Transcribe the records that follow, preserving every word.

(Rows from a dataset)
________
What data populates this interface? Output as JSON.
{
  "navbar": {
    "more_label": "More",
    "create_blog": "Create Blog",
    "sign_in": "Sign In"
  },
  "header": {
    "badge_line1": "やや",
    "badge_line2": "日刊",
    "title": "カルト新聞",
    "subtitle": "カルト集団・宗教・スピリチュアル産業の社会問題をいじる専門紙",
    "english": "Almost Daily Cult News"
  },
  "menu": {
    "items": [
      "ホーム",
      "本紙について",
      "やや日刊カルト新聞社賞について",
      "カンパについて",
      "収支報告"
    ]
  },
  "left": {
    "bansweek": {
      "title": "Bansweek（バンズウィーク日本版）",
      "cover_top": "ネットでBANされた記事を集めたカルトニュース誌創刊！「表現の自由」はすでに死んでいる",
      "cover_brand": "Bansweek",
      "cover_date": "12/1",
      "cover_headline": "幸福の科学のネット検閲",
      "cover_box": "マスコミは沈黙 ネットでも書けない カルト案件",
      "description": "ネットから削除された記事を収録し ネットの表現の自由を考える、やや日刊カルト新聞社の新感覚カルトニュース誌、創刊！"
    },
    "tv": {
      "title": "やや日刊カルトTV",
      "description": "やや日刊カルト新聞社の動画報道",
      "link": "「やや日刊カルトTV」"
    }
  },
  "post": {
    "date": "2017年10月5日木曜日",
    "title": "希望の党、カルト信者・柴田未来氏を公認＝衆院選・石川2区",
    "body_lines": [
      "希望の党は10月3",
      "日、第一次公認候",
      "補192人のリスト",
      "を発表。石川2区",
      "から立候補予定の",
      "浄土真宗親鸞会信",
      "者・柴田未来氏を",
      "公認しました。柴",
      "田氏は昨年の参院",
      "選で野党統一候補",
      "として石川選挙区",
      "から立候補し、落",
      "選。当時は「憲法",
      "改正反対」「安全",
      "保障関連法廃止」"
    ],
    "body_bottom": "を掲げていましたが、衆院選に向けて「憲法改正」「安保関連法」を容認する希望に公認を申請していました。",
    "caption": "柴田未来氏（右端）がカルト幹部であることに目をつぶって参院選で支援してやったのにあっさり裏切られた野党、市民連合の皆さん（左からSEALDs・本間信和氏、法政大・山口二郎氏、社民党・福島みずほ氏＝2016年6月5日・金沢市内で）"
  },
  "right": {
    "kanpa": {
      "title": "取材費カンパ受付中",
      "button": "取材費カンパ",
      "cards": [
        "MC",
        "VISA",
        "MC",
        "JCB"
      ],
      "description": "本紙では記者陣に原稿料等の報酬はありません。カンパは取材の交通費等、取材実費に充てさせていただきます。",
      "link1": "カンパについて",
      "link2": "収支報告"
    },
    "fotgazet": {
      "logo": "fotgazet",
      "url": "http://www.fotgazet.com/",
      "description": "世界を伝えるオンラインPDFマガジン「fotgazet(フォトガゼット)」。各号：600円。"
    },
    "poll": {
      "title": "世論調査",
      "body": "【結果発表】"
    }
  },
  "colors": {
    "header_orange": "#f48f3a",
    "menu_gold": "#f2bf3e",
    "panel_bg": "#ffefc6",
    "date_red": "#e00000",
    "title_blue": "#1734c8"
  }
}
________
* [Answer for this exercise]:
What data populates this interface? Output as JSON.
{
  "navbar": {
    "more_label": "More",
    "create_blog": "Create Blog",
    "sign_in": "Sign In"
  },
  "header": {
    "badge_line1": "やや",
    "badge_line2": "日刊",
    "title": "カルト新聞",
    "subtitle": "カルト集団・宗教・スピリチュアル産業の社会問題をいじる専門紙",
    "english": "Almost Daily Cult News"
  },
  "menu": {
    "items": [
      "ホーム",
      "本紙について",
      "やや日刊カルト新聞社賞について",
      "カンパについて",
      "収支報告"
    ]
  },
  "left": {
    "bansweek": {
      "title": "Bansweek（バンズウィーク日本版）",
      "cover_top": "ネットでBANされた記事を集めたカルトニュース誌創刊！「表現の自由」はすでに死んでいる",
      "cover_brand": "Bansweek",
      "cover_date": "12/1",
      "cover_headline": "幸福の科学のネット検閲",
      "cover_box": "マスコミは沈黙 ネットでも書けない カルト案件",
      "description": "ネットから削除された記事を収録し ネットの表現の自由を考える、やや日刊カルト新聞社の新感覚カルトニュース誌、創刊！"
    },
    "tv": {
      "title": "やや日刊カルトTV",
      "description": "やや日刊カルト新聞社の動画報道",
      "link": "「やや日刊カルトTV」"
    }
  },
  "post": {
    "date": "2017年10月5日木曜日",
    "title": "希望の党、カルト信者・柴田未来氏を公認＝衆院選・石川2区",
    "body_lines": [
      "希望の党は10月3",
      "日、第一次公認候",
      "補192人のリスト",
      "を発表。石川2区",
      "から立候補予定の",
      "浄土真宗親鸞会信",
      "者・柴田未来氏を",
      "公認しました。柴",
      "田氏は昨年の参院",
      "選で野党統一候補",
      "として石川選挙区",
      "から立候補し、落",
      "選。当時は「憲法",
      "改正反対」「安全",
      "保障関連法廃止」"
    ],
    "body_bottom": "を掲げていましたが、衆院選に向けて「憲法改正」「安保関連法」を容認する希望に公認を申請していました。",
    "caption": "柴田未来氏（右端）がカルト幹部であることに目をつぶって参院選で支援してやったのにあっさり裏切られた野党、市民連合の皆さん（左からSEALDs・本間信和氏、法政大・山口二郎氏、社民党・福島みずほ氏＝2016年6月5日・金沢市内で）"
  },
  "right": {
    "kanpa": {
      "title": "取材費カンパ受付中",
      "button": "取材費カンパ",
      "cards": [
        "MC",
        "VISA",
        "MC",
        "JCB"
      ],
      "description": "本紙では記者陣に原稿料等の報酬はありません。カンパは取材の交通費等、取材実費に充てさせていただきます。",
      "link1": "カンパについて",
      "link2": "収支報告"
    },
    "fotgazet": {
      "logo": "fotgazet",
      "url": "http://www.fotgazet.com/",
      "description": "世界を伝えるオンラインPDFマガジン「fotgazet(フォトガゼット)」。各号：600円。"
    },
    "poll": {
      "title": "世論調査",
      "body": "【結果発表】"
    }
  },
  "colors": {
    "header_orange": "#f48f3a",
    "menu_gold": "#f2bf3e",
    "panel_bg": "#ffefc6",
    "date_red": "#e00000",
    "title_blue": "#1734c8"
  }
}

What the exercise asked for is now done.